SET TASK:
Check every line in the records below for the word "Andel" and report how many have it, nothing more.
------ RAW DATA
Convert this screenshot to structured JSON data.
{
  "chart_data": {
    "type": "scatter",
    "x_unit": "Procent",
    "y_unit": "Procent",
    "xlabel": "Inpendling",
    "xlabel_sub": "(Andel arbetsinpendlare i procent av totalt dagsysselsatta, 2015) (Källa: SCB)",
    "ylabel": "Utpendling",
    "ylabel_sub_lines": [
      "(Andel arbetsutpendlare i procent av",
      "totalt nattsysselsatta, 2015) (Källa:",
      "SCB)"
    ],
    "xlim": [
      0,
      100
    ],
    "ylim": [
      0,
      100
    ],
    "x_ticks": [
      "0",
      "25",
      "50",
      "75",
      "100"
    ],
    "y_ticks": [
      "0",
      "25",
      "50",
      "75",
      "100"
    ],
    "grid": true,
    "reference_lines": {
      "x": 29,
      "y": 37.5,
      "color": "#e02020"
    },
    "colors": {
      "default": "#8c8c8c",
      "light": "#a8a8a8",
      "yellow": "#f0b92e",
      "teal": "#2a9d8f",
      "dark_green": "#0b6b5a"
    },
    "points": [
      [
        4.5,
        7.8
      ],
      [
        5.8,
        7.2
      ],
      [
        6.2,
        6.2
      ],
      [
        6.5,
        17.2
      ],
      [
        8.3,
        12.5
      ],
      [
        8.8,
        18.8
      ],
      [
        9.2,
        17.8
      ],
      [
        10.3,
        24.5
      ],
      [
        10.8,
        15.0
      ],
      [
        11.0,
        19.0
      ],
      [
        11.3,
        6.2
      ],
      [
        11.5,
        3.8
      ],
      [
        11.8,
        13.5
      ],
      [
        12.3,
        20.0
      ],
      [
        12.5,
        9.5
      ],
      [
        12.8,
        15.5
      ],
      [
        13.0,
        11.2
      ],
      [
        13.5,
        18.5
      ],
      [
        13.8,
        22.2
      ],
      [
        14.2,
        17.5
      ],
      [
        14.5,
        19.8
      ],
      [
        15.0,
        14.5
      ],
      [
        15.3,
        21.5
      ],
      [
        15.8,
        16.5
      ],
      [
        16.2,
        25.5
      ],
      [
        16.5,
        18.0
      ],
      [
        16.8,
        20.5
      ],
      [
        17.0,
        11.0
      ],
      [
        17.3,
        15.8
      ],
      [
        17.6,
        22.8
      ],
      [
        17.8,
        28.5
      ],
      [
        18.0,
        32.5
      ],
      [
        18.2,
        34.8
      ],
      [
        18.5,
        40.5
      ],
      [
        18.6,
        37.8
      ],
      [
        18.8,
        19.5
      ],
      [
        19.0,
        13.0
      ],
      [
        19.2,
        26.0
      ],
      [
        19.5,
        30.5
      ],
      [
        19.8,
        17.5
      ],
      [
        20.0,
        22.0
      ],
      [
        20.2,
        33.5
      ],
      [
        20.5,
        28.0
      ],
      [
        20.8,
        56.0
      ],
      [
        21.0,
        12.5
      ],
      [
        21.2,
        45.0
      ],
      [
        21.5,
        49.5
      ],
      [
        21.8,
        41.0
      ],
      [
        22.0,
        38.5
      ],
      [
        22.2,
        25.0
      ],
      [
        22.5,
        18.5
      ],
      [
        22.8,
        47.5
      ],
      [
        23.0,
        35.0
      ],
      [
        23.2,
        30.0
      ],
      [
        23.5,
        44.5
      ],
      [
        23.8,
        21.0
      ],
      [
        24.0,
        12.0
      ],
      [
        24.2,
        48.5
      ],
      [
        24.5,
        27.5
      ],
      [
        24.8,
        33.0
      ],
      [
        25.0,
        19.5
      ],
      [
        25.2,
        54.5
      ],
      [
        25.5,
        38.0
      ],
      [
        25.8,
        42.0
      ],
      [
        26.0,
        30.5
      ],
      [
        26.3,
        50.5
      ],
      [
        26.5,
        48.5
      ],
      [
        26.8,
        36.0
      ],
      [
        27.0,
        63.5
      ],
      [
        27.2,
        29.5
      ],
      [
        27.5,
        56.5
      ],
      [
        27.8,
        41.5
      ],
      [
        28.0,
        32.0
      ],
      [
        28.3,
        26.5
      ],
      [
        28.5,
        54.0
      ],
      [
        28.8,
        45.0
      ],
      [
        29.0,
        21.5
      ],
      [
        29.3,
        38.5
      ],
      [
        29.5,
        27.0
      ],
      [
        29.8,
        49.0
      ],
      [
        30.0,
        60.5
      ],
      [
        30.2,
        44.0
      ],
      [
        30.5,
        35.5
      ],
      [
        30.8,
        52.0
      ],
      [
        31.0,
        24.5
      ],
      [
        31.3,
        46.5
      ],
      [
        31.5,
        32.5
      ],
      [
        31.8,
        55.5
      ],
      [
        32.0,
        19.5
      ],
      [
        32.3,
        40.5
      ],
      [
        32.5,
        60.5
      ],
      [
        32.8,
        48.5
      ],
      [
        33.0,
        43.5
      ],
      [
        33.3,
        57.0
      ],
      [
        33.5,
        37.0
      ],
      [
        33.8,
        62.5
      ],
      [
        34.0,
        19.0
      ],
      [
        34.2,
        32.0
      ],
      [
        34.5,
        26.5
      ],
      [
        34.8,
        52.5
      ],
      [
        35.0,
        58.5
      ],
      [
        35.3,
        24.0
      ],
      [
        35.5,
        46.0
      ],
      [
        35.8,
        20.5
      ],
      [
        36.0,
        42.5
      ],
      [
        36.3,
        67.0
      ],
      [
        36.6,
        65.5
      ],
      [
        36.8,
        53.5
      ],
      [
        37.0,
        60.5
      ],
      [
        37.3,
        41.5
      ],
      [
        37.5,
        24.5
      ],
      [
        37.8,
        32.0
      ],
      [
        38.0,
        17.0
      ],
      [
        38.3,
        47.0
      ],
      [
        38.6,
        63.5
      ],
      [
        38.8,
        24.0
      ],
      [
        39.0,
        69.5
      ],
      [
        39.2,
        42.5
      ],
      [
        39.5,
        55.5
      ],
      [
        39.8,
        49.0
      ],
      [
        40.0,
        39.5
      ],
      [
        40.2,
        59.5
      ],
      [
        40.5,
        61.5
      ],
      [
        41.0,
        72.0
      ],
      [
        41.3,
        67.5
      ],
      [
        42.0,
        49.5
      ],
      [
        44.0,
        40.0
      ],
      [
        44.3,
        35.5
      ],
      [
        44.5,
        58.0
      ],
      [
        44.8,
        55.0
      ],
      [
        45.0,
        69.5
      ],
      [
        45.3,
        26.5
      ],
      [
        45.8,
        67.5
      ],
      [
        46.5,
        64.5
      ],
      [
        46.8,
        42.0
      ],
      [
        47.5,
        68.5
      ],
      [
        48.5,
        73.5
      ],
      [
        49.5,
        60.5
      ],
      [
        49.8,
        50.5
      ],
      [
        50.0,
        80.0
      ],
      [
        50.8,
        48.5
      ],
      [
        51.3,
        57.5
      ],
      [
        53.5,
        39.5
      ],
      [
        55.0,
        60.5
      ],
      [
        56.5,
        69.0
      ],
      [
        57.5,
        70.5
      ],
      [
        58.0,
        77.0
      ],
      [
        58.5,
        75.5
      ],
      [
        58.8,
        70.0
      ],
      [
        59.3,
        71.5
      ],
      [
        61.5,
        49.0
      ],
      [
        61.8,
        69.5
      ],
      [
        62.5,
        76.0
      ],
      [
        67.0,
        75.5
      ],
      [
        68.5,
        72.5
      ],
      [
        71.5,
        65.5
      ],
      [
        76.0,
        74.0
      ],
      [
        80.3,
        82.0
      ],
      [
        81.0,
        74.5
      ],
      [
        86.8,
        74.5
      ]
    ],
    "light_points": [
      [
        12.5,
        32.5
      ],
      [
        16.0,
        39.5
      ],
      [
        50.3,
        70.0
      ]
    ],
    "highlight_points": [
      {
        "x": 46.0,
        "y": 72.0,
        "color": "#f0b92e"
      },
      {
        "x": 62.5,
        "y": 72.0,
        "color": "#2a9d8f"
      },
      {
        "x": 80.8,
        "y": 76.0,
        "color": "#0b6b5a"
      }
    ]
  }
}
------------
------ RAW DATA
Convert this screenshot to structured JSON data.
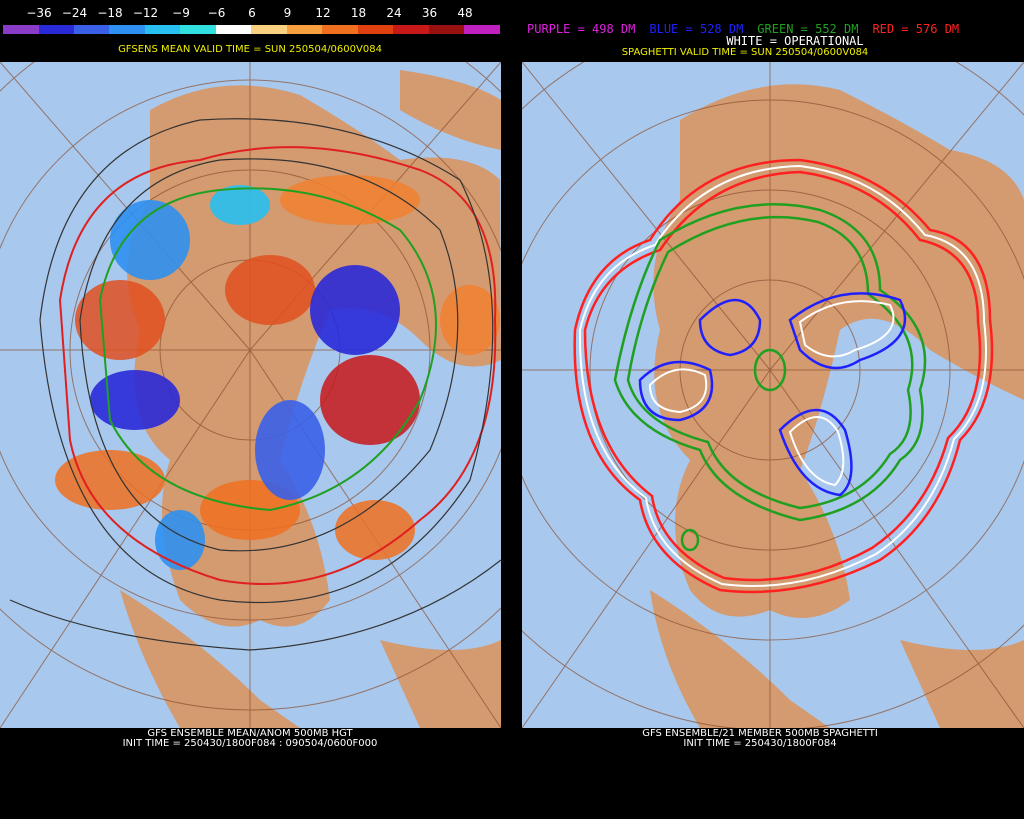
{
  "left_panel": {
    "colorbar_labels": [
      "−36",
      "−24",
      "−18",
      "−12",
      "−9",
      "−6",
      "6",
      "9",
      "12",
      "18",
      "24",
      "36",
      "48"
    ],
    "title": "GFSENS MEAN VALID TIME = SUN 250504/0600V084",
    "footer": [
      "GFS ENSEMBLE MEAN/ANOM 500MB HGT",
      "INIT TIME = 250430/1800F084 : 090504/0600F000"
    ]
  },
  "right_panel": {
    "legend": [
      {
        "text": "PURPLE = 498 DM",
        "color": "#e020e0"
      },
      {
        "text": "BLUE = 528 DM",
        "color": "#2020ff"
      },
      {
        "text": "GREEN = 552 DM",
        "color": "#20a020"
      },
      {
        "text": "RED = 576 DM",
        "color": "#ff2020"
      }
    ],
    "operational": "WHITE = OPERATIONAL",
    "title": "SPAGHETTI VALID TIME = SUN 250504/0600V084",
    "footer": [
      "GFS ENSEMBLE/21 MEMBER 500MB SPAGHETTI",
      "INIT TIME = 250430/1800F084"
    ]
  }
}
------------
FINAL RESULT:
2